PASSAGE SHOWN »

It seemed the fishing net threat was waiting for us right outside the marina exit. I had just sailed these waters on our friend’s boat a day ago… Nothing, but today, large professional-looking yellow buoys with signs facing away from us were just discernible in the mist as far as I could see with the binoculars, trapping us against the shore. Scuttlebutt has it that you only dare to cross in the middle between two buoys. We decided to run down the line and discover how long whatever this thing is, was. I was determined to cross only if I had to. Eventually I couldn’t see anymore yellow buoys and I crossed the imaginary line. Nothing.
‘Tis a fine morning regardless of the fishing net threats and I redoubled my efforts to sit back and enjoy mobility. What a beautiful country this is and running up the coast is a great way to see it.
The port Volvo, I can’t remember the moniker I gave it but I don’t call it that anymore anyhow, can’t rev any higher than 2,000 rpm and after an hour or so it’s down to 1,500 under load. It still seductively purrs and is silky smooth but ever since the Galapagos run we rely on the starboard Volvo to get us there. We may have to get someone in here who actually knows what he’s doing because all my home remedies have produced nothing. And without any wind our beautiful new rig is just so much decoration.

WHAT IS ASKED »
- 1) Pull out every line from the entries below that contains the string "finger".
- 2) Resume the sailing passage above, picking up after its final sentence.

PROVIDED INFORMATION »

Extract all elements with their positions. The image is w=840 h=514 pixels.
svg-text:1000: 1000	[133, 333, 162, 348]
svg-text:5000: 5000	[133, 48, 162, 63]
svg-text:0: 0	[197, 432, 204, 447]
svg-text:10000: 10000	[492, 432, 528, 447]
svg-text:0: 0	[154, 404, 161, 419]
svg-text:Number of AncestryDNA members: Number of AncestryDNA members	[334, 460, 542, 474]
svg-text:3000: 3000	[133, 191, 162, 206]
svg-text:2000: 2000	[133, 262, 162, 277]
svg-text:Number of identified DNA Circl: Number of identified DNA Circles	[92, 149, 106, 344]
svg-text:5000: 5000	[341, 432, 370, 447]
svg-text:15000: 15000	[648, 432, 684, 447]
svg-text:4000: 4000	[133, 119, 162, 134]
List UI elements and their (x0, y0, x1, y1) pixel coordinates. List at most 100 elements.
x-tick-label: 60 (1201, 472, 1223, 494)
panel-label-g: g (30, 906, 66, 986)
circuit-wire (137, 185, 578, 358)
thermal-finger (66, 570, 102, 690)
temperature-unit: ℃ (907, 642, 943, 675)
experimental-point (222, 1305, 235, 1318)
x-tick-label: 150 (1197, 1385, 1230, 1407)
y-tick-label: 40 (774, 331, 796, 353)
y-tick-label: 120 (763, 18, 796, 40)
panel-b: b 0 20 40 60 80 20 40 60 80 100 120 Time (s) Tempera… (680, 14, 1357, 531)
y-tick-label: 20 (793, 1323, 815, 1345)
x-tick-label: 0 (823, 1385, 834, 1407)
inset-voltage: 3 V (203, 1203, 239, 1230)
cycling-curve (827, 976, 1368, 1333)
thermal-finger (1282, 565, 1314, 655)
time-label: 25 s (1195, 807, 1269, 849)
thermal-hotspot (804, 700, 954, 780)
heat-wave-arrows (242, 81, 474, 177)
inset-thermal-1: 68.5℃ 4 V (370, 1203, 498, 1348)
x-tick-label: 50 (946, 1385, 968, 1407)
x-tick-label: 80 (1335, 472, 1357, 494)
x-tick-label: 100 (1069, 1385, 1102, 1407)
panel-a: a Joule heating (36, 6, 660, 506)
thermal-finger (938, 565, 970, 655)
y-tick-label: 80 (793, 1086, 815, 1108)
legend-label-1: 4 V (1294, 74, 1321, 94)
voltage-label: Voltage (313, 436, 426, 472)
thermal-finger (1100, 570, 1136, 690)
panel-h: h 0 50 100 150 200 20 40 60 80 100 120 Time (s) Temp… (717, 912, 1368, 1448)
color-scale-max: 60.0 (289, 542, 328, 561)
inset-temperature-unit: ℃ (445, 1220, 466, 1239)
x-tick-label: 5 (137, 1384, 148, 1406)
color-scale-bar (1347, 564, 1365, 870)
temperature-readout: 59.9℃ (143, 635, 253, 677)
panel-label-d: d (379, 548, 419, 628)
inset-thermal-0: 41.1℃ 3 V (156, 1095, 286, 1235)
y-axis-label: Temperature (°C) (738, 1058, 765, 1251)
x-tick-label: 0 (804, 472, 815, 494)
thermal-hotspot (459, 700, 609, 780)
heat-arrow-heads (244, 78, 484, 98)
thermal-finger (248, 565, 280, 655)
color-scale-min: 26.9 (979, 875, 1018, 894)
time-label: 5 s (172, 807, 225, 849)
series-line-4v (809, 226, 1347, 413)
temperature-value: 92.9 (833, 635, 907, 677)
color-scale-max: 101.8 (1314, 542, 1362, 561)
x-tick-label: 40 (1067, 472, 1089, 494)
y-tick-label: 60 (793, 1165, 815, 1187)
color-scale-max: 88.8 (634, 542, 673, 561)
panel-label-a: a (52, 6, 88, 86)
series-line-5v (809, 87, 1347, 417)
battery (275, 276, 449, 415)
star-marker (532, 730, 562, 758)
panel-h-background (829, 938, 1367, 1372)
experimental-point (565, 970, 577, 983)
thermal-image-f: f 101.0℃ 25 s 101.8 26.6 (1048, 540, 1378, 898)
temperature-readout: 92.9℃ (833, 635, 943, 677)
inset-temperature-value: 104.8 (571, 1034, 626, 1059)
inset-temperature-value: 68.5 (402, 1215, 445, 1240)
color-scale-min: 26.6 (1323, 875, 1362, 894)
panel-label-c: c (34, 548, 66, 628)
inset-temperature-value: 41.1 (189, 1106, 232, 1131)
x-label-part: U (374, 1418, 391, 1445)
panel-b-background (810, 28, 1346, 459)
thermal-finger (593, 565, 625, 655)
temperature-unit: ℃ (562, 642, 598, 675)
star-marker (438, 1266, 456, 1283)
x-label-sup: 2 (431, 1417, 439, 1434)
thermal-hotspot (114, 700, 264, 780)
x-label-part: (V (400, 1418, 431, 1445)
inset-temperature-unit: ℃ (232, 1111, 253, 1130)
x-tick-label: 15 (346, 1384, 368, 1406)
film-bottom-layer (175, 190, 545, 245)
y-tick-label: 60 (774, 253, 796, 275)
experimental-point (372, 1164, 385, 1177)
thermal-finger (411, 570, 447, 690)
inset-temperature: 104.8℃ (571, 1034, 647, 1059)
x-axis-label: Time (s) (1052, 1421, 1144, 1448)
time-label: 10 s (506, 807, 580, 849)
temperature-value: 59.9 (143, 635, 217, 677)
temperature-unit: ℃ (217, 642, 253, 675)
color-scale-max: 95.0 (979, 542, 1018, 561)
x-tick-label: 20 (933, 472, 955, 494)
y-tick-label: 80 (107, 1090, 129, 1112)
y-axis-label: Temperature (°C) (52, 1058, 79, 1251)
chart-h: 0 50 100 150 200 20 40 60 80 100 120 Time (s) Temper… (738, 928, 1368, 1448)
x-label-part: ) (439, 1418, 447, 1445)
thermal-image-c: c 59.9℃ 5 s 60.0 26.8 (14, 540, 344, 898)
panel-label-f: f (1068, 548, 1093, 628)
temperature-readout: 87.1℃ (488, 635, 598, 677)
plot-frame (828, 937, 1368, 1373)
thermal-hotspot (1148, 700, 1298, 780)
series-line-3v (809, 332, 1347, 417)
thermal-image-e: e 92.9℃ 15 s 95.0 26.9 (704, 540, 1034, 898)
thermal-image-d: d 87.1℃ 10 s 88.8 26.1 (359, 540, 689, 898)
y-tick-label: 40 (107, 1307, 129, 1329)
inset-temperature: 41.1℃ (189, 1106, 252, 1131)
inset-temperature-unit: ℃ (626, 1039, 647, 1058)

REPLIES »
- 1)
thermal-finger (66, 570, 102, 690)
thermal-finger (1282, 565, 1314, 655)
thermal-finger (938, 565, 970, 655)
thermal-finger (1100, 570, 1136, 690)
thermal-finger (248, 565, 280, 655)
thermal-finger (593, 565, 625, 655)
thermal-finger (411, 570, 447, 690)

- 2)
So as I was saying, we’re coasting up this magnificent mountainous coastline listening to the port engine rpm drop lower and lower when suddenly I’d had enough and just had to switch engines. Back up to six knots and life is good again. The wind was flukey but building and after clearing Point Judas I had dreams of making sail as soon as we turned Escape Velocity a few more degrees to starboard, making a beeline for Bahia Ballena, our anchorage for the night.
That’s when I noticed we were dragging what I thought was a piece of line with a big knot at the end but we’re kind of careful about that sort of thing, but then again, it had been a while since we’ve done this. Turns out to be a 20 ft long 3 inch thick water-logged bamboo trunk wrapped around our rudder. We had to stop to push it off. Don’t know where that came from, but as we closed with Punta Puedra I knew where that white plastic oil bottle, floating on the surface, came from. It’s got to be tied to a fishing line. I coasted over where I imagined the line would be but soon noticed the white bottle chasing after us. I shut down the stbd engine. A somewhat miffed-looking fisherman in a white and sky blue panga came over and started tugging on the heavy red line that disappeared under EV.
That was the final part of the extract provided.